## GIVEN PROBLEM
Please reproduce the lines of the records from the one containing "stat-value: 4,512,567 [616, 60, 690, 75]" through the one containing "current-price: 8,740 [14, 62, 100, 93]", both ends included, with no changes.

## TASK DATA
#####

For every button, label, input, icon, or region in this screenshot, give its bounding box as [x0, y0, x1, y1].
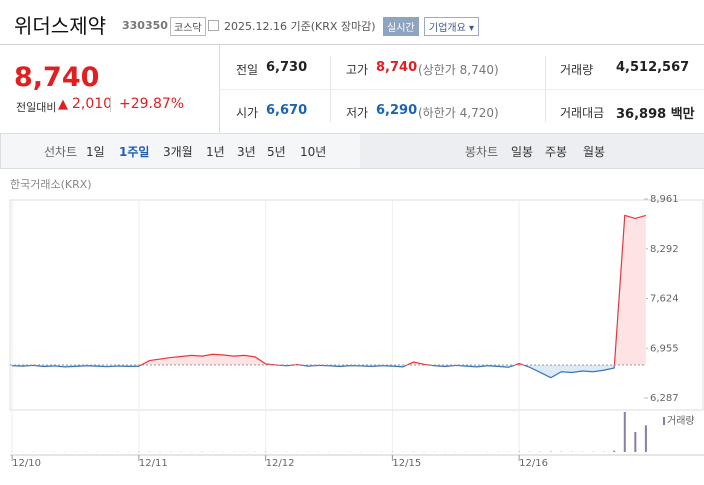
stat-value: 4,512,567 [616, 60, 690, 75]
stock-code: 330350 [122, 19, 168, 32]
stat-label: 고가 [346, 63, 369, 77]
x-tick-label: 12/16 [519, 458, 548, 469]
tab[interactable]: 월봉 [583, 145, 606, 159]
up-arrow: ▲ [58, 97, 68, 112]
change-rate: +29.87% [110, 96, 184, 112]
tab-bar-right [360, 134, 704, 168]
stat-note: (하한가 4,720) [418, 106, 499, 120]
stat-value: 6,670 [266, 103, 308, 118]
stock-name: 위더스제약 [14, 14, 106, 38]
current-price: 8,740 [14, 62, 100, 93]
stat-label: 저가 [346, 106, 369, 120]
tab[interactable]: 1주일 [119, 145, 150, 159]
tab[interactable]: 1년 [206, 145, 225, 159]
tab-label: 봉차트 [465, 145, 499, 159]
y-tick-label: 6,955 [650, 343, 679, 354]
volume-label: 거래량 [667, 415, 695, 427]
stat-value: 6,730 [266, 60, 308, 75]
divider [220, 89, 704, 90]
stat-label: 거래대금 [560, 106, 605, 120]
price-line [29, 214, 647, 366]
tab[interactable]: 주봉 [545, 145, 568, 159]
area-fill [12, 365, 646, 378]
chart: 12/10 12/11 12/12 12/15 12/16 8,961 8,292 7,624… [9, 194, 704, 469]
tab[interactable]: 5년 [267, 145, 286, 159]
volume-bar [634, 432, 637, 452]
change-label: 전일대비 [16, 101, 57, 114]
stat-label: 전일 [236, 63, 259, 77]
stat-value: 6,290 [376, 103, 418, 118]
area-fill [141, 215, 646, 366]
stat-label: 거래량 [560, 63, 594, 77]
tab[interactable]: 3년 [237, 145, 256, 159]
x-tick-label: 12/15 [392, 458, 421, 469]
price-line [12, 365, 616, 379]
volume-bar [644, 425, 647, 452]
divider [219, 45, 220, 133]
realtime-button[interactable]: 실시간 [383, 17, 419, 36]
change: 2,010 [72, 96, 113, 112]
source: 한국거래소(KRX) [10, 178, 92, 191]
tab-label: 선차트 [44, 145, 78, 159]
x-tick-label: 12/10 [12, 458, 41, 469]
volume-bar [613, 450, 616, 452]
x-tick-label: 12/11 [139, 458, 168, 469]
date: 2025.12.16 기준(KRX 장마감) [224, 20, 376, 33]
price-pane [9, 199, 704, 411]
y-tick-label: 6,287 [650, 393, 679, 404]
tab[interactable]: 10년 [300, 145, 327, 159]
divider [0, 44, 704, 45]
y-tick-label: 7,624 [650, 294, 679, 305]
stat-note: (상한가 8,740) [418, 63, 499, 77]
stat-value: 36,898 백만 [616, 107, 695, 122]
x-tick-label: 12/12 [266, 458, 295, 469]
calendar-icon [208, 20, 219, 31]
volume-legend-mark [663, 417, 665, 425]
stat-label: 시가 [236, 106, 259, 120]
volume-bar [623, 412, 626, 452]
company-button[interactable]: 기업개요 ▾ [424, 17, 479, 36]
tab[interactable]: 1일 [86, 145, 105, 159]
stat-value: 8,740 [376, 60, 418, 75]
y-tick-label: 8,961 [650, 194, 679, 205]
tab[interactable]: 일봉 [511, 145, 534, 159]
tab[interactable]: 3개월 [163, 145, 193, 159]
market-badge: 코스닥 [170, 17, 206, 36]
y-tick-label: 8,292 [650, 244, 679, 255]
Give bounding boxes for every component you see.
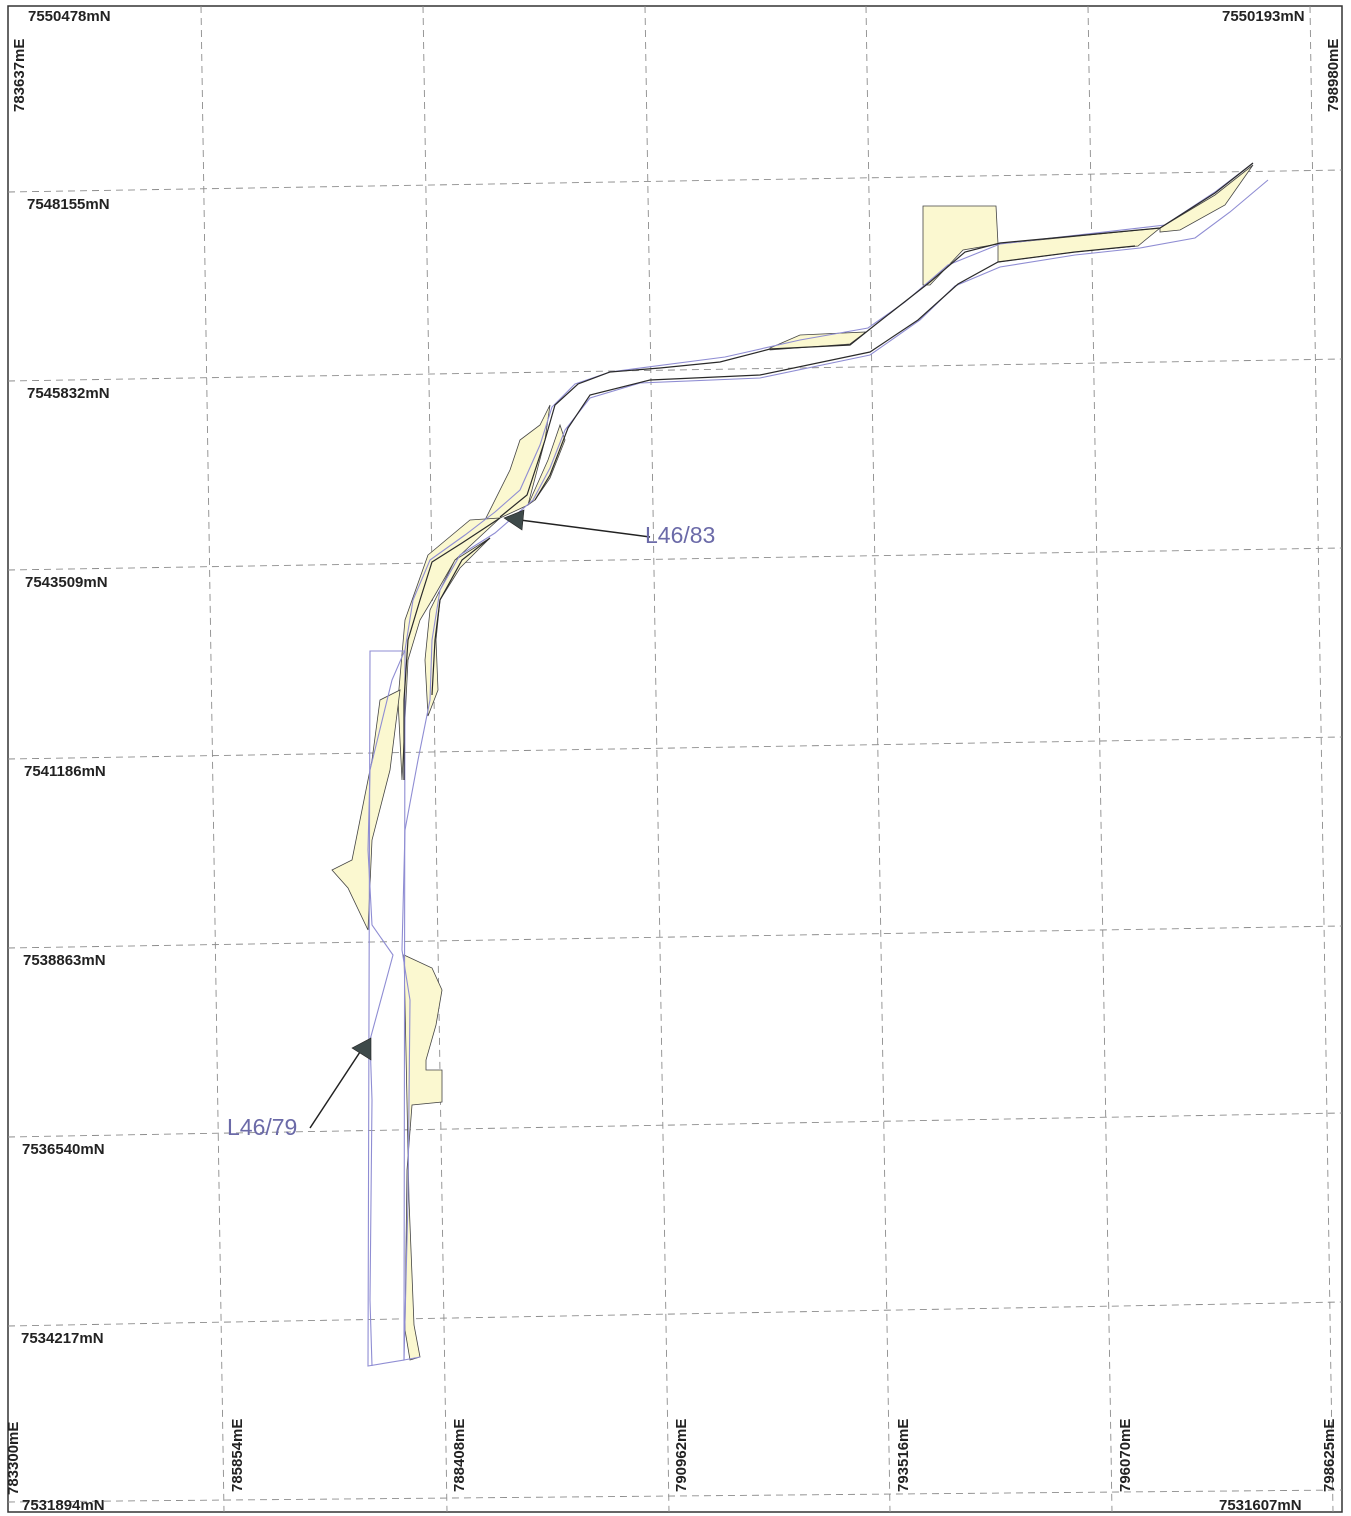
- area-west-lobe: [331, 689, 401, 931]
- easting-label: 790962mE: [673, 1419, 690, 1492]
- arrow-l46-79-head: [351, 1037, 372, 1061]
- northing-label: 7543509mN: [25, 574, 108, 591]
- lease-outlines: [367, 162, 1269, 1367]
- road-line-bend-east: [431, 537, 491, 696]
- lease-label-l46-83: L46/83: [645, 522, 715, 548]
- map-frame: [7, 5, 1343, 1513]
- northing-label: 7538863mN: [23, 952, 106, 969]
- corner-label-top-left-e: 783637mE: [11, 39, 28, 112]
- road-lines: [403, 162, 1254, 780]
- corner-label-top-right-e: 798980mE: [1325, 39, 1342, 112]
- area-mid-north: [769, 331, 868, 351]
- easting-label: 798625mE: [1321, 1419, 1338, 1492]
- easting-label: 783300mE: [5, 1422, 22, 1495]
- area-bend-west: [479, 404, 551, 532]
- easting-label: 796070mE: [1117, 1419, 1134, 1492]
- area-strip-ne: [1159, 164, 1254, 233]
- corner-label-top-right-n: 7550193mN: [1222, 8, 1305, 25]
- area-block-ne: [922, 205, 999, 286]
- easting-label: 793516mE: [895, 1419, 912, 1492]
- northing-label: 7548155mN: [27, 196, 110, 213]
- lease-l46-83-corridor-east: [401, 179, 1269, 1361]
- arrow-l46-79-line: [309, 1051, 361, 1129]
- area-south-east: [403, 954, 443, 1361]
- arrow-l46-83-head: [503, 509, 525, 531]
- lease-l46-83-corridor-west: [367, 162, 1254, 1367]
- road-line-north: [499, 162, 1254, 518]
- tenement-areas: [331, 164, 1254, 1361]
- northing-label: 7534217mN: [21, 1330, 104, 1347]
- northing-label: 7536540mN: [22, 1141, 105, 1158]
- lease-arrows: [309, 509, 651, 1129]
- area-strip-east: [997, 227, 1162, 263]
- road-line-south: [534, 245, 1136, 501]
- northing-label: 7545832mN: [27, 385, 110, 402]
- corner-label-bottom-left-n: 7531894mN: [22, 1497, 105, 1514]
- area-curve-east: [424, 537, 491, 717]
- northing-grid: [7, 169, 1343, 1503]
- arrow-l46-83-line: [519, 519, 651, 538]
- easting-label: 788408mE: [451, 1419, 468, 1492]
- corner-label-top-left-n: 7550478mN: [28, 8, 111, 25]
- northing-label: 7541186mN: [24, 763, 106, 780]
- corner-label-bottom-right-n: 7531607mN: [1219, 1497, 1302, 1514]
- easting-label: 785854mE: [229, 1419, 246, 1492]
- lease-label-l46-79: L46/79: [227, 1114, 297, 1140]
- road-line-bend: [403, 517, 501, 780]
- area-curve-west: [397, 517, 502, 781]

#####

## TASK OUTPUT
stat-value: 4,512,567 [616, 60, 690, 75]
stock-code: 330350 [122, 19, 168, 32]
stat-label: 고가 [346, 63, 369, 77]
x-tick-label: 12/16 [519, 458, 548, 469]
tab[interactable]: 월봉 [583, 145, 606, 159]
up-arrow: ▲ [58, 97, 68, 112]
change-rate: +29.87% [110, 96, 184, 112]
tab-bar-right [360, 134, 704, 168]
stat-note: (하한가 4,720) [418, 106, 499, 120]
stat-value: 6,670 [266, 103, 308, 118]
stock-name: 위더스제약 [14, 14, 106, 38]
current-price: 8,740 [14, 62, 100, 93]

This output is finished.